Leaving the pictures aside, transcribe every line below exactly.

──────── ITEMS

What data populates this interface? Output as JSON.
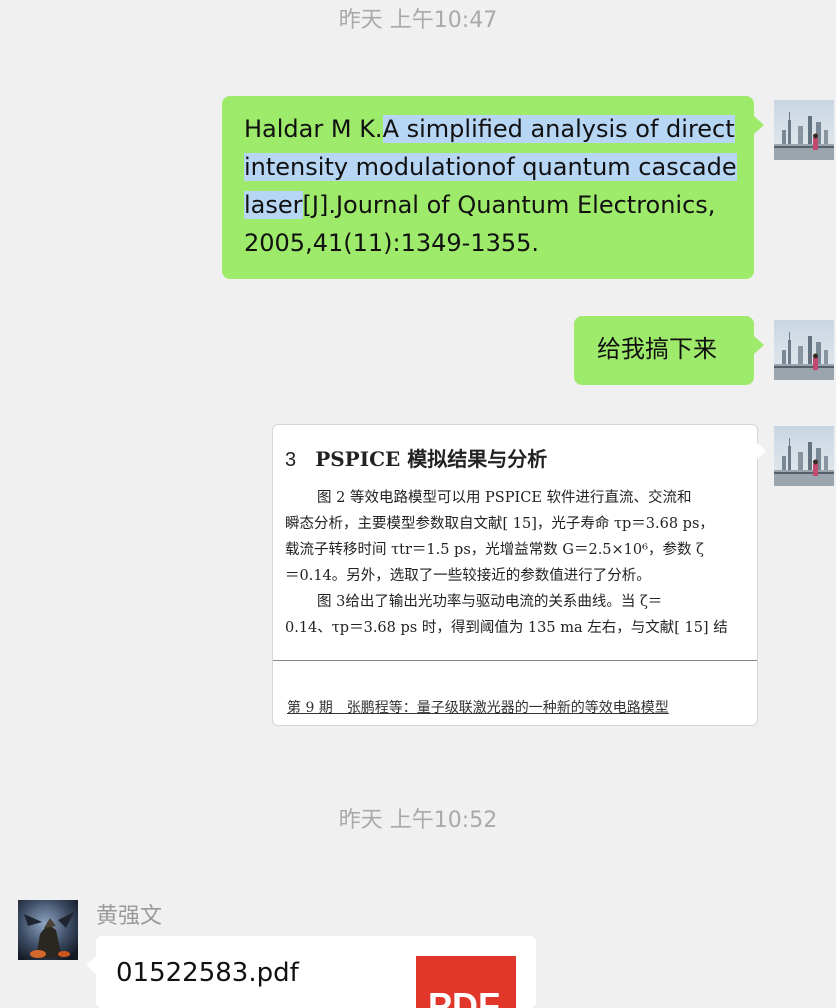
{
  "timestamps": [
    "昨天 上午10:47",
    "昨天 上午10:52"
  ],
  "messages": {
    "citation": {
      "lines": [
        {
          "plain": "Haldar M K.",
          "selected": "A simplified analysis of direct"
        },
        {
          "plain": "",
          "selected": "intensity modulationof quantum cascade"
        },
        {
          "selected": "laser",
          "plain": "[J].Journal of Quantum Electronics,"
        },
        {
          "plain": "2005,41(11):1349-1355.",
          "selected": ""
        }
      ]
    },
    "request": "给我搞下来",
    "image": {
      "heading_number": "3",
      "heading_title": "PSPICE 模拟结果与分析",
      "para1": [
        "图 2 等效电路模型可以用 PSPICE 软件进行直流、交流和",
        "瞬态分析，主要模型参数取自文献[ 15]，光子寿命 τp＝3.68 ps，",
        "载流子转移时间 τtr＝1.5 ps，光增益常数 G＝2.5×10⁶，参数 ζ",
        "＝0.14。另外，选取了一些较接近的参数值进行了分析。"
      ],
      "para2": [
        "图 3给出了输出光功率与驱动电流的关系曲线。当 ζ＝",
        "0.14、τp＝3.68 ps 时，得到阈值为 135 ma 左右，与文献[ 15] 结"
      ],
      "footer": "第 9 期　张鹏程等：量子级联激光器的一种新的等效电路模型"
    },
    "sender_name": "黄强文",
    "file": {
      "name": "01522583.pdf",
      "icon_label": "PDF",
      "icon_color": "#e0372a"
    }
  },
  "colors": {
    "chat_bg": "#f0f0f0",
    "own_bubble": "#9eea6a",
    "selection": "#b7d6f4",
    "timestamp": "#a9a9a9"
  }
}
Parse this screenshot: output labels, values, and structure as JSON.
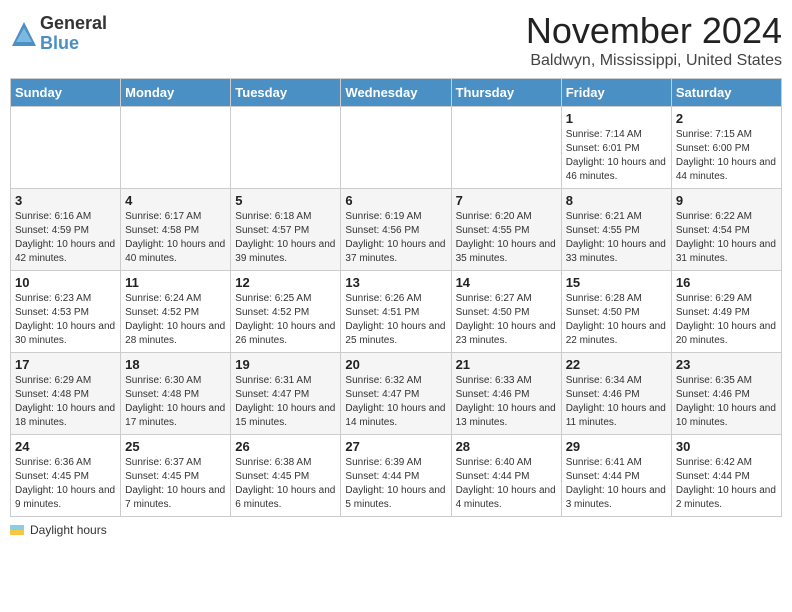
{
  "header": {
    "logo": {
      "general": "General",
      "blue": "Blue"
    },
    "title": "November 2024",
    "subtitle": "Baldwyn, Mississippi, United States"
  },
  "weekdays": [
    "Sunday",
    "Monday",
    "Tuesday",
    "Wednesday",
    "Thursday",
    "Friday",
    "Saturday"
  ],
  "weeks": [
    [
      {
        "day": "",
        "info": ""
      },
      {
        "day": "",
        "info": ""
      },
      {
        "day": "",
        "info": ""
      },
      {
        "day": "",
        "info": ""
      },
      {
        "day": "",
        "info": ""
      },
      {
        "day": "1",
        "info": "Sunrise: 7:14 AM\nSunset: 6:01 PM\nDaylight: 10 hours and 46 minutes."
      },
      {
        "day": "2",
        "info": "Sunrise: 7:15 AM\nSunset: 6:00 PM\nDaylight: 10 hours and 44 minutes."
      }
    ],
    [
      {
        "day": "3",
        "info": "Sunrise: 6:16 AM\nSunset: 4:59 PM\nDaylight: 10 hours and 42 minutes."
      },
      {
        "day": "4",
        "info": "Sunrise: 6:17 AM\nSunset: 4:58 PM\nDaylight: 10 hours and 40 minutes."
      },
      {
        "day": "5",
        "info": "Sunrise: 6:18 AM\nSunset: 4:57 PM\nDaylight: 10 hours and 39 minutes."
      },
      {
        "day": "6",
        "info": "Sunrise: 6:19 AM\nSunset: 4:56 PM\nDaylight: 10 hours and 37 minutes."
      },
      {
        "day": "7",
        "info": "Sunrise: 6:20 AM\nSunset: 4:55 PM\nDaylight: 10 hours and 35 minutes."
      },
      {
        "day": "8",
        "info": "Sunrise: 6:21 AM\nSunset: 4:55 PM\nDaylight: 10 hours and 33 minutes."
      },
      {
        "day": "9",
        "info": "Sunrise: 6:22 AM\nSunset: 4:54 PM\nDaylight: 10 hours and 31 minutes."
      }
    ],
    [
      {
        "day": "10",
        "info": "Sunrise: 6:23 AM\nSunset: 4:53 PM\nDaylight: 10 hours and 30 minutes."
      },
      {
        "day": "11",
        "info": "Sunrise: 6:24 AM\nSunset: 4:52 PM\nDaylight: 10 hours and 28 minutes."
      },
      {
        "day": "12",
        "info": "Sunrise: 6:25 AM\nSunset: 4:52 PM\nDaylight: 10 hours and 26 minutes."
      },
      {
        "day": "13",
        "info": "Sunrise: 6:26 AM\nSunset: 4:51 PM\nDaylight: 10 hours and 25 minutes."
      },
      {
        "day": "14",
        "info": "Sunrise: 6:27 AM\nSunset: 4:50 PM\nDaylight: 10 hours and 23 minutes."
      },
      {
        "day": "15",
        "info": "Sunrise: 6:28 AM\nSunset: 4:50 PM\nDaylight: 10 hours and 22 minutes."
      },
      {
        "day": "16",
        "info": "Sunrise: 6:29 AM\nSunset: 4:49 PM\nDaylight: 10 hours and 20 minutes."
      }
    ],
    [
      {
        "day": "17",
        "info": "Sunrise: 6:29 AM\nSunset: 4:48 PM\nDaylight: 10 hours and 18 minutes."
      },
      {
        "day": "18",
        "info": "Sunrise: 6:30 AM\nSunset: 4:48 PM\nDaylight: 10 hours and 17 minutes."
      },
      {
        "day": "19",
        "info": "Sunrise: 6:31 AM\nSunset: 4:47 PM\nDaylight: 10 hours and 15 minutes."
      },
      {
        "day": "20",
        "info": "Sunrise: 6:32 AM\nSunset: 4:47 PM\nDaylight: 10 hours and 14 minutes."
      },
      {
        "day": "21",
        "info": "Sunrise: 6:33 AM\nSunset: 4:46 PM\nDaylight: 10 hours and 13 minutes."
      },
      {
        "day": "22",
        "info": "Sunrise: 6:34 AM\nSunset: 4:46 PM\nDaylight: 10 hours and 11 minutes."
      },
      {
        "day": "23",
        "info": "Sunrise: 6:35 AM\nSunset: 4:46 PM\nDaylight: 10 hours and 10 minutes."
      }
    ],
    [
      {
        "day": "24",
        "info": "Sunrise: 6:36 AM\nSunset: 4:45 PM\nDaylight: 10 hours and 9 minutes."
      },
      {
        "day": "25",
        "info": "Sunrise: 6:37 AM\nSunset: 4:45 PM\nDaylight: 10 hours and 7 minutes."
      },
      {
        "day": "26",
        "info": "Sunrise: 6:38 AM\nSunset: 4:45 PM\nDaylight: 10 hours and 6 minutes."
      },
      {
        "day": "27",
        "info": "Sunrise: 6:39 AM\nSunset: 4:44 PM\nDaylight: 10 hours and 5 minutes."
      },
      {
        "day": "28",
        "info": "Sunrise: 6:40 AM\nSunset: 4:44 PM\nDaylight: 10 hours and 4 minutes."
      },
      {
        "day": "29",
        "info": "Sunrise: 6:41 AM\nSunset: 4:44 PM\nDaylight: 10 hours and 3 minutes."
      },
      {
        "day": "30",
        "info": "Sunrise: 6:42 AM\nSunset: 4:44 PM\nDaylight: 10 hours and 2 minutes."
      }
    ]
  ],
  "footer": {
    "label": "Daylight hours"
  }
}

────────────────

| RESPONSE TO THE TASK |
What data populates this interface? Output as JSON.
{
  "timestamps": [
    "昨天 上午10:47",
    "昨天 上午10:52"
  ],
  "messages": {
    "citation": {
      "lines": [
        {
          "plain": "Haldar M K.",
          "selected": "A simplified analysis of direct"
        },
        {
          "plain": "",
          "selected": "intensity modulationof quantum cascade"
        },
        {
          "selected": "laser",
          "plain": "[J].Journal of Quantum Electronics,"
        },
        {
          "plain": "2005,41(11):1349-1355.",
          "selected": ""
        }
      ]
    },
    "request": "给我搞下来",
    "image": {
      "heading_number": "3",
      "heading_title": "PSPICE 模拟结果与分析",
      "para1": [
        "图 2 等效电路模型可以用 PSPICE 软件进行直流、交流和",
        "瞬态分析，主要模型参数取自文献[ 15]，光子寿命 τp＝3.68 ps，",
        "载流子转移时间 τtr＝1.5 ps，光增益常数 G＝2.5×10⁶，参数 ζ",
        "＝0.14。另外，选取了一些较接近的参数值进行了分析。"
      ],
      "para2": [
        "图 3给出了输出光功率与驱动电流的关系曲线。当 ζ＝",
        "0.14、τp＝3.68 ps 时，得到阈值为 135 ma 左右，与文献[ 15] 结"
      ],
      "footer": "第 9 期　张鹏程等：量子级联激光器的一种新的等效电路模型"
    },
    "sender_name": "黄强文",
    "file": {
      "name": "01522583.pdf",
      "icon_label": "PDF",
      "icon_color": "#e0372a"
    }
  },
  "colors": {
    "chat_bg": "#f0f0f0",
    "own_bubble": "#9eea6a",
    "selection": "#b7d6f4",
    "timestamp": "#a9a9a9"
  }
}
Parse this screenshot: output labels, values, and structure as JSON.
{
  "header": {
    "logo": {
      "general": "General",
      "blue": "Blue"
    },
    "title": "November 2024",
    "subtitle": "Baldwyn, Mississippi, United States"
  },
  "weekdays": [
    "Sunday",
    "Monday",
    "Tuesday",
    "Wednesday",
    "Thursday",
    "Friday",
    "Saturday"
  ],
  "weeks": [
    [
      {
        "day": "",
        "info": ""
      },
      {
        "day": "",
        "info": ""
      },
      {
        "day": "",
        "info": ""
      },
      {
        "day": "",
        "info": ""
      },
      {
        "day": "",
        "info": ""
      },
      {
        "day": "1",
        "info": "Sunrise: 7:14 AM\nSunset: 6:01 PM\nDaylight: 10 hours and 46 minutes."
      },
      {
        "day": "2",
        "info": "Sunrise: 7:15 AM\nSunset: 6:00 PM\nDaylight: 10 hours and 44 minutes."
      }
    ],
    [
      {
        "day": "3",
        "info": "Sunrise: 6:16 AM\nSunset: 4:59 PM\nDaylight: 10 hours and 42 minutes."
      },
      {
        "day": "4",
        "info": "Sunrise: 6:17 AM\nSunset: 4:58 PM\nDaylight: 10 hours and 40 minutes."
      },
      {
        "day": "5",
        "info": "Sunrise: 6:18 AM\nSunset: 4:57 PM\nDaylight: 10 hours and 39 minutes."
      },
      {
        "day": "6",
        "info": "Sunrise: 6:19 AM\nSunset: 4:56 PM\nDaylight: 10 hours and 37 minutes."
      },
      {
        "day": "7",
        "info": "Sunrise: 6:20 AM\nSunset: 4:55 PM\nDaylight: 10 hours and 35 minutes."
      },
      {
        "day": "8",
        "info": "Sunrise: 6:21 AM\nSunset: 4:55 PM\nDaylight: 10 hours and 33 minutes."
      },
      {
        "day": "9",
        "info": "Sunrise: 6:22 AM\nSunset: 4:54 PM\nDaylight: 10 hours and 31 minutes."
      }
    ],
    [
      {
        "day": "10",
        "info": "Sunrise: 6:23 AM\nSunset: 4:53 PM\nDaylight: 10 hours and 30 minutes."
      },
      {
        "day": "11",
        "info": "Sunrise: 6:24 AM\nSunset: 4:52 PM\nDaylight: 10 hours and 28 minutes."
      },
      {
        "day": "12",
        "info": "Sunrise: 6:25 AM\nSunset: 4:52 PM\nDaylight: 10 hours and 26 minutes."
      },
      {
        "day": "13",
        "info": "Sunrise: 6:26 AM\nSunset: 4:51 PM\nDaylight: 10 hours and 25 minutes."
      },
      {
        "day": "14",
        "info": "Sunrise: 6:27 AM\nSunset: 4:50 PM\nDaylight: 10 hours and 23 minutes."
      },
      {
        "day": "15",
        "info": "Sunrise: 6:28 AM\nSunset: 4:50 PM\nDaylight: 10 hours and 22 minutes."
      },
      {
        "day": "16",
        "info": "Sunrise: 6:29 AM\nSunset: 4:49 PM\nDaylight: 10 hours and 20 minutes."
      }
    ],
    [
      {
        "day": "17",
        "info": "Sunrise: 6:29 AM\nSunset: 4:48 PM\nDaylight: 10 hours and 18 minutes."
      },
      {
        "day": "18",
        "info": "Sunrise: 6:30 AM\nSunset: 4:48 PM\nDaylight: 10 hours and 17 minutes."
      },
      {
        "day": "19",
        "info": "Sunrise: 6:31 AM\nSunset: 4:47 PM\nDaylight: 10 hours and 15 minutes."
      },
      {
        "day": "20",
        "info": "Sunrise: 6:32 AM\nSunset: 4:47 PM\nDaylight: 10 hours and 14 minutes."
      },
      {
        "day": "21",
        "info": "Sunrise: 6:33 AM\nSunset: 4:46 PM\nDaylight: 10 hours and 13 minutes."
      },
      {
        "day": "22",
        "info": "Sunrise: 6:34 AM\nSunset: 4:46 PM\nDaylight: 10 hours and 11 minutes."
      },
      {
        "day": "23",
        "info": "Sunrise: 6:35 AM\nSunset: 4:46 PM\nDaylight: 10 hours and 10 minutes."
      }
    ],
    [
      {
        "day": "24",
        "info": "Sunrise: 6:36 AM\nSunset: 4:45 PM\nDaylight: 10 hours and 9 minutes."
      },
      {
        "day": "25",
        "info": "Sunrise: 6:37 AM\nSunset: 4:45 PM\nDaylight: 10 hours and 7 minutes."
      },
      {
        "day": "26",
        "info": "Sunrise: 6:38 AM\nSunset: 4:45 PM\nDaylight: 10 hours and 6 minutes."
      },
      {
        "day": "27",
        "info": "Sunrise: 6:39 AM\nSunset: 4:44 PM\nDaylight: 10 hours and 5 minutes."
      },
      {
        "day": "28",
        "info": "Sunrise: 6:40 AM\nSunset: 4:44 PM\nDaylight: 10 hours and 4 minutes."
      },
      {
        "day": "29",
        "info": "Sunrise: 6:41 AM\nSunset: 4:44 PM\nDaylight: 10 hours and 3 minutes."
      },
      {
        "day": "30",
        "info": "Sunrise: 6:42 AM\nSunset: 4:44 PM\nDaylight: 10 hours and 2 minutes."
      }
    ]
  ],
  "footer": {
    "label": "Daylight hours"
  }
}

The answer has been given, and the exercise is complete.